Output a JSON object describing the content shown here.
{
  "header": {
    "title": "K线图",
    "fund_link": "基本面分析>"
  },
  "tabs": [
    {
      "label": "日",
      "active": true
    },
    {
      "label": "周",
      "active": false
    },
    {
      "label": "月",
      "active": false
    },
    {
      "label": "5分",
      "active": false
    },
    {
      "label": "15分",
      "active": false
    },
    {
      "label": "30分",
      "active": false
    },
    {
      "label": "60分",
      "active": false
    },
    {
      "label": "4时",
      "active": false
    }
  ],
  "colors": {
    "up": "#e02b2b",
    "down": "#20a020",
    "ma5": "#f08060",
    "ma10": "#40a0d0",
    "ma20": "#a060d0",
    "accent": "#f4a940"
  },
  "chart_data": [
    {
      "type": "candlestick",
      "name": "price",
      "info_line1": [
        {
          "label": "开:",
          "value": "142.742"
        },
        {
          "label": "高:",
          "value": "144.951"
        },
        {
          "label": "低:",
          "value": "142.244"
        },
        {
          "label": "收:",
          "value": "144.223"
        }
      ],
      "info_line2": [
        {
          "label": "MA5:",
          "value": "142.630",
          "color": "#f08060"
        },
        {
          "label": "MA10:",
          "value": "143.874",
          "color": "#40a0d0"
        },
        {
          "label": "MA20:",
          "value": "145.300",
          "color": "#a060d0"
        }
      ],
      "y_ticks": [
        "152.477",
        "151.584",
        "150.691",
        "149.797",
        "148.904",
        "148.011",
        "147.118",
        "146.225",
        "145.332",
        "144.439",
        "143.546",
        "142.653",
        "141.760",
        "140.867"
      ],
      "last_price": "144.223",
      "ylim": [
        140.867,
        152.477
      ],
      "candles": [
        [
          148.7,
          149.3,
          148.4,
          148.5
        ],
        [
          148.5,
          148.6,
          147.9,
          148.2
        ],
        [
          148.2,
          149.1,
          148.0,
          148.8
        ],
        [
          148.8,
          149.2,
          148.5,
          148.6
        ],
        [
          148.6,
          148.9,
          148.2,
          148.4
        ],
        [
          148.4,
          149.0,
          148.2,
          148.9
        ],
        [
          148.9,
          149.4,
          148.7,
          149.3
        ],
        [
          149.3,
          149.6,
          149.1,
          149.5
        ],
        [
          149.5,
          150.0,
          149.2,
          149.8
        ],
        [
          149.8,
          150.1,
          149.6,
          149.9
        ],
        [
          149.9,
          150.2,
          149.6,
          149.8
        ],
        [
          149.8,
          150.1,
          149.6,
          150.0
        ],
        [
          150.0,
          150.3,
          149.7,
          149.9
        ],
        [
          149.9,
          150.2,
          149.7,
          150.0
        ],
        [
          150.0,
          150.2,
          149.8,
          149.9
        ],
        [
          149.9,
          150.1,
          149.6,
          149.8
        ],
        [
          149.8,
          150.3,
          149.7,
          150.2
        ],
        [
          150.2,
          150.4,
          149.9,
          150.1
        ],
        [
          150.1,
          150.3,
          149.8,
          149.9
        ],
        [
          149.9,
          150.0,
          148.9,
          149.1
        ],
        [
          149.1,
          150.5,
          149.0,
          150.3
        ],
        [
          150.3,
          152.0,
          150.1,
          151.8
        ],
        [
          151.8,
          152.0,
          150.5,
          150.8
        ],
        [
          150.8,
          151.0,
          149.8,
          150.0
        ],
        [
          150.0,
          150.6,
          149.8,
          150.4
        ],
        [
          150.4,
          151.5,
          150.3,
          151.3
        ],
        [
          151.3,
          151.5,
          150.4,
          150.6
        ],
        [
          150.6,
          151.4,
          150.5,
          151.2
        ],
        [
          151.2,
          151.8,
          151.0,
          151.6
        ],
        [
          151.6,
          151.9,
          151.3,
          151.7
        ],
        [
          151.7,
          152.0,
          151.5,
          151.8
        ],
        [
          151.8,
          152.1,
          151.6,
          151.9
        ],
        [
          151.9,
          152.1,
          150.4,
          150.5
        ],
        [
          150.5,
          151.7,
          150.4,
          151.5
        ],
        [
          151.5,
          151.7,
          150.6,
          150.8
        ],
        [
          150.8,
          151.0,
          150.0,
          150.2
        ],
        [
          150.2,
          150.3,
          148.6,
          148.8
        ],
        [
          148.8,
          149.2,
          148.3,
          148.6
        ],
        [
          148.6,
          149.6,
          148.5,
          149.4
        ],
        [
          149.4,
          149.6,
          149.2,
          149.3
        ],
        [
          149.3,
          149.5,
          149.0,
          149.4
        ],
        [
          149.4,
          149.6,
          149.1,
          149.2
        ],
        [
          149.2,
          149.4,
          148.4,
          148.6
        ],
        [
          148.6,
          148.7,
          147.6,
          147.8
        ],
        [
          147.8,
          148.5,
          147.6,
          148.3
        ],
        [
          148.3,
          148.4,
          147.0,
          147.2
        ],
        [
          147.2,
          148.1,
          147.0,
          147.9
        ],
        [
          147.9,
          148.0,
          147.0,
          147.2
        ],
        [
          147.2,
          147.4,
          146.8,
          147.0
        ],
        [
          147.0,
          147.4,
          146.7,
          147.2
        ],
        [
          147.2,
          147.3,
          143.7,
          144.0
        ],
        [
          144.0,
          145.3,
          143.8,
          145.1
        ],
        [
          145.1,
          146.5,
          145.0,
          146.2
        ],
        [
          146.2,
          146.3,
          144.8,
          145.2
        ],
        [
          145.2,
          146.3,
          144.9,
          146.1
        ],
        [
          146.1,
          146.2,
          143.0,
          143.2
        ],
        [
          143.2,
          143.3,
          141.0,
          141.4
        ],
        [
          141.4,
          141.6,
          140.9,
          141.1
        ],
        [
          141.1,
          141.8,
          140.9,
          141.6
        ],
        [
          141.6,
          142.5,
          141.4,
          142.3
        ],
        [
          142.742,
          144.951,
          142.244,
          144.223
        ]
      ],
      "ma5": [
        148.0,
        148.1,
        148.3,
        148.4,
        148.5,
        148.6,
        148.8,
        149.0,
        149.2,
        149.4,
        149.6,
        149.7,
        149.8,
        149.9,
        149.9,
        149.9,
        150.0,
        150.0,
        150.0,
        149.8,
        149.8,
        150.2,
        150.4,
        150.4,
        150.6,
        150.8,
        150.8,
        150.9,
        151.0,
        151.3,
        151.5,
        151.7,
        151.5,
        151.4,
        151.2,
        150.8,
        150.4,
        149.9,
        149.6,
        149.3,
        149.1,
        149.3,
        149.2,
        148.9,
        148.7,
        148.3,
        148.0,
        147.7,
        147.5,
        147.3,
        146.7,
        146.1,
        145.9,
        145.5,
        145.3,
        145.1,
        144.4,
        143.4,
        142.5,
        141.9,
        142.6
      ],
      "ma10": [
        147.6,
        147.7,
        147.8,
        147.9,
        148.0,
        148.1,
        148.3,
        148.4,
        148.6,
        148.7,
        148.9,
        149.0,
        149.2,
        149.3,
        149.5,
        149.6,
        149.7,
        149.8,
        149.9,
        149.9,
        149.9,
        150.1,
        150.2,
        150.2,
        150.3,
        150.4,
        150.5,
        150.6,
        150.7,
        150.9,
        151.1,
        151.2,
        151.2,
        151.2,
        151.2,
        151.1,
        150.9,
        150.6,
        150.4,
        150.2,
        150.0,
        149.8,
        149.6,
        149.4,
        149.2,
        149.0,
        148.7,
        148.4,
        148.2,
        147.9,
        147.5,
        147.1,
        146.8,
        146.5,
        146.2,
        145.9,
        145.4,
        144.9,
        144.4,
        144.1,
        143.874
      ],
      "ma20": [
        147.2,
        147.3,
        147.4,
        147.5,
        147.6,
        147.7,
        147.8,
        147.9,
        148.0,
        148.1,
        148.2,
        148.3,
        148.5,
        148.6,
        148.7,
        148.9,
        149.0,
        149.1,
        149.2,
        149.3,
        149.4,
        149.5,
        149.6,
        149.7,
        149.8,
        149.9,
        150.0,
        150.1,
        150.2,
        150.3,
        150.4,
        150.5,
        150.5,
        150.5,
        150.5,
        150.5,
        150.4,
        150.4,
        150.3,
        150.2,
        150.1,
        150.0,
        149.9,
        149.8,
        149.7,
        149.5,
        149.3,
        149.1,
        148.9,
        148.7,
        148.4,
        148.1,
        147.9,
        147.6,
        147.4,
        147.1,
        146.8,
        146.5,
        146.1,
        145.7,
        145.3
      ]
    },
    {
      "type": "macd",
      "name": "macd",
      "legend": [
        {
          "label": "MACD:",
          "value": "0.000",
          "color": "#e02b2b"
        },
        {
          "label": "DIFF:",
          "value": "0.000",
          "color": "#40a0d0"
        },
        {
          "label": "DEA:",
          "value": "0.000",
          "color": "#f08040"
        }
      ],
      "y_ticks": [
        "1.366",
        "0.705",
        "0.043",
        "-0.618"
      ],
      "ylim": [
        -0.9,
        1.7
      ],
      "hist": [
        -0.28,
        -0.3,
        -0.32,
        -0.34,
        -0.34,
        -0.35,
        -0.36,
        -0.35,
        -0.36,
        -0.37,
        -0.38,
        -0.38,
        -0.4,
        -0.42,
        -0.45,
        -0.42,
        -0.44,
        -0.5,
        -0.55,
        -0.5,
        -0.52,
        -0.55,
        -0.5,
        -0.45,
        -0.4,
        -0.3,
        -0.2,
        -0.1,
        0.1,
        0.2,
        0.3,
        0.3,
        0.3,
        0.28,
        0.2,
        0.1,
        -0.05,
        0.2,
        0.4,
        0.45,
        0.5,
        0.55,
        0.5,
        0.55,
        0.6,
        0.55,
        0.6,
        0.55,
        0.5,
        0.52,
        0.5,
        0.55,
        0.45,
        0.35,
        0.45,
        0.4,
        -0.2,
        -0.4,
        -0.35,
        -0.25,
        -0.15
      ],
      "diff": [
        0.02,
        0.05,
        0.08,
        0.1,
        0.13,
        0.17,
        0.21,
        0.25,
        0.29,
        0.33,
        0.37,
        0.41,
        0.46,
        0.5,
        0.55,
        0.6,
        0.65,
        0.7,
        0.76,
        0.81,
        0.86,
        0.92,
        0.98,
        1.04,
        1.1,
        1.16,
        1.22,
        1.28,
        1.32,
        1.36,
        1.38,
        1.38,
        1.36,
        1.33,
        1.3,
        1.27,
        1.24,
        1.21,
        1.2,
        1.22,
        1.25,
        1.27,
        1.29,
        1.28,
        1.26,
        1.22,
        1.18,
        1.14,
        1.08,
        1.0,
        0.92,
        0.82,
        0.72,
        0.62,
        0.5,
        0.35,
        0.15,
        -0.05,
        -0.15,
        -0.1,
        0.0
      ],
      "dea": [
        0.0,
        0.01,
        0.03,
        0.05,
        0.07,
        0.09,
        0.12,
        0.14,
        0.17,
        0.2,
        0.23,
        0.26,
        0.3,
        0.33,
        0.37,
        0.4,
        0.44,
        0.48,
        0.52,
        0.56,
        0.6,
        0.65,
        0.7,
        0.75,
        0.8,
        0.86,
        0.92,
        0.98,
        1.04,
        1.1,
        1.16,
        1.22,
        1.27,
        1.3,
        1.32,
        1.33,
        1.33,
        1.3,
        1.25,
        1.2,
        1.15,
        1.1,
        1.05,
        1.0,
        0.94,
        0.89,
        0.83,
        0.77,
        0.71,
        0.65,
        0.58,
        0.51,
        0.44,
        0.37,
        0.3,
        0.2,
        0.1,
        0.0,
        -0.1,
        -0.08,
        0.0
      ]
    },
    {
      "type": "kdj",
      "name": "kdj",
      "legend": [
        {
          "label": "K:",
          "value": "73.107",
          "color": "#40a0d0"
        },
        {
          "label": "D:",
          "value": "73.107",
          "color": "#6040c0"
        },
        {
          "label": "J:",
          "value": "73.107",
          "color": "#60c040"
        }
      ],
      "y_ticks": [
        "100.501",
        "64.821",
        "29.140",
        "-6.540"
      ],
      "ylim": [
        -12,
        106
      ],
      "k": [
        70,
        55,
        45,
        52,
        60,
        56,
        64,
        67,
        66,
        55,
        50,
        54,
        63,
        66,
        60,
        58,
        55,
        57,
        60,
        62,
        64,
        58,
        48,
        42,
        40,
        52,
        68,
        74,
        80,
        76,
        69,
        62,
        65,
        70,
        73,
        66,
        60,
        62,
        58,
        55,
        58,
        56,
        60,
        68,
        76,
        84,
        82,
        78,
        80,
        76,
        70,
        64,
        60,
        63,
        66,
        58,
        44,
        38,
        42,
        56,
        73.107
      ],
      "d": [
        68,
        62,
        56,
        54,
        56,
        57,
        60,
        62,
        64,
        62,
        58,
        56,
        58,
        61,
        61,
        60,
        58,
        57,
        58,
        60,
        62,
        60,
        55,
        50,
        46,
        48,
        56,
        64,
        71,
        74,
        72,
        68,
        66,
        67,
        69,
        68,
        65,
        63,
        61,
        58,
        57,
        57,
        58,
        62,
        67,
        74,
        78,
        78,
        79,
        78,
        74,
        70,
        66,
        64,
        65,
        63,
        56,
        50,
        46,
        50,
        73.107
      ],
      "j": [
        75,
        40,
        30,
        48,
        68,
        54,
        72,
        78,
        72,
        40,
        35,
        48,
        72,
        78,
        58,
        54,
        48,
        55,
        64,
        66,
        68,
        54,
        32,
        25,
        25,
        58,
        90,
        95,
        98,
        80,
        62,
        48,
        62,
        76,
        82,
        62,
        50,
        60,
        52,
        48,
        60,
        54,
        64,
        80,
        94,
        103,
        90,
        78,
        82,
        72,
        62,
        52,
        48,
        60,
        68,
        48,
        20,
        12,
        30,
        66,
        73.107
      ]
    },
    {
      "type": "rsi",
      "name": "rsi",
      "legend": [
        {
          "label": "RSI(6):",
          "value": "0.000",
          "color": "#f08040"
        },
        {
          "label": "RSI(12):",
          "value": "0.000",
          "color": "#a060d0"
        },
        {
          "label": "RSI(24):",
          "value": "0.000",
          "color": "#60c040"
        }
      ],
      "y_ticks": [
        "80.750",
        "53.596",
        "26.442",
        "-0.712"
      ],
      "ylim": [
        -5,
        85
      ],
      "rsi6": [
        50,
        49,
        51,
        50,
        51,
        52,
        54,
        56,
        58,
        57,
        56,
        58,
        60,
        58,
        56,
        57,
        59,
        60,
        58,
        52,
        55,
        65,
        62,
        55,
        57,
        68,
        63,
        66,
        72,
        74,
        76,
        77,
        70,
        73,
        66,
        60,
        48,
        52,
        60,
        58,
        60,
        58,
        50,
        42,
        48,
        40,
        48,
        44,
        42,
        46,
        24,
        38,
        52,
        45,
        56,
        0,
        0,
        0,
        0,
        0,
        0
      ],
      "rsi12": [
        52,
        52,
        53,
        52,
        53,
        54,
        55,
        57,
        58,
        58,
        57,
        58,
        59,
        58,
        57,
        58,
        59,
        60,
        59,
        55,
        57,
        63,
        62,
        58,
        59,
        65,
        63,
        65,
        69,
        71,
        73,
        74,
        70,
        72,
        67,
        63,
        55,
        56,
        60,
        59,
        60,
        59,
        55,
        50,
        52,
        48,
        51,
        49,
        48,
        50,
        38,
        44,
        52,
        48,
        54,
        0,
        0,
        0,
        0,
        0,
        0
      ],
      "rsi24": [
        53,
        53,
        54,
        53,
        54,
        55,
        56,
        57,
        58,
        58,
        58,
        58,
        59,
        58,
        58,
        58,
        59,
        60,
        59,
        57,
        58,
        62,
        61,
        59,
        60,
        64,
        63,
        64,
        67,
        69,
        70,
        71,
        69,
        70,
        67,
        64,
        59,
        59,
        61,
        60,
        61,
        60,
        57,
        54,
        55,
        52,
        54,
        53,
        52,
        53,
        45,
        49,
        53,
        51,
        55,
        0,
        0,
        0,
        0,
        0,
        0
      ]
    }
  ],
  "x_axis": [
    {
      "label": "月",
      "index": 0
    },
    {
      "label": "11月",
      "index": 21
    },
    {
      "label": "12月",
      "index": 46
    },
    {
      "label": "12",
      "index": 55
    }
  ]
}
————
§ **Stated problem**: Search the records for the word "type", then list every line that has it.

§ **Problem solution**:
      "type": "candlestick",
      "type": "macd",
      "type": "kdj",
      "type": "rsi",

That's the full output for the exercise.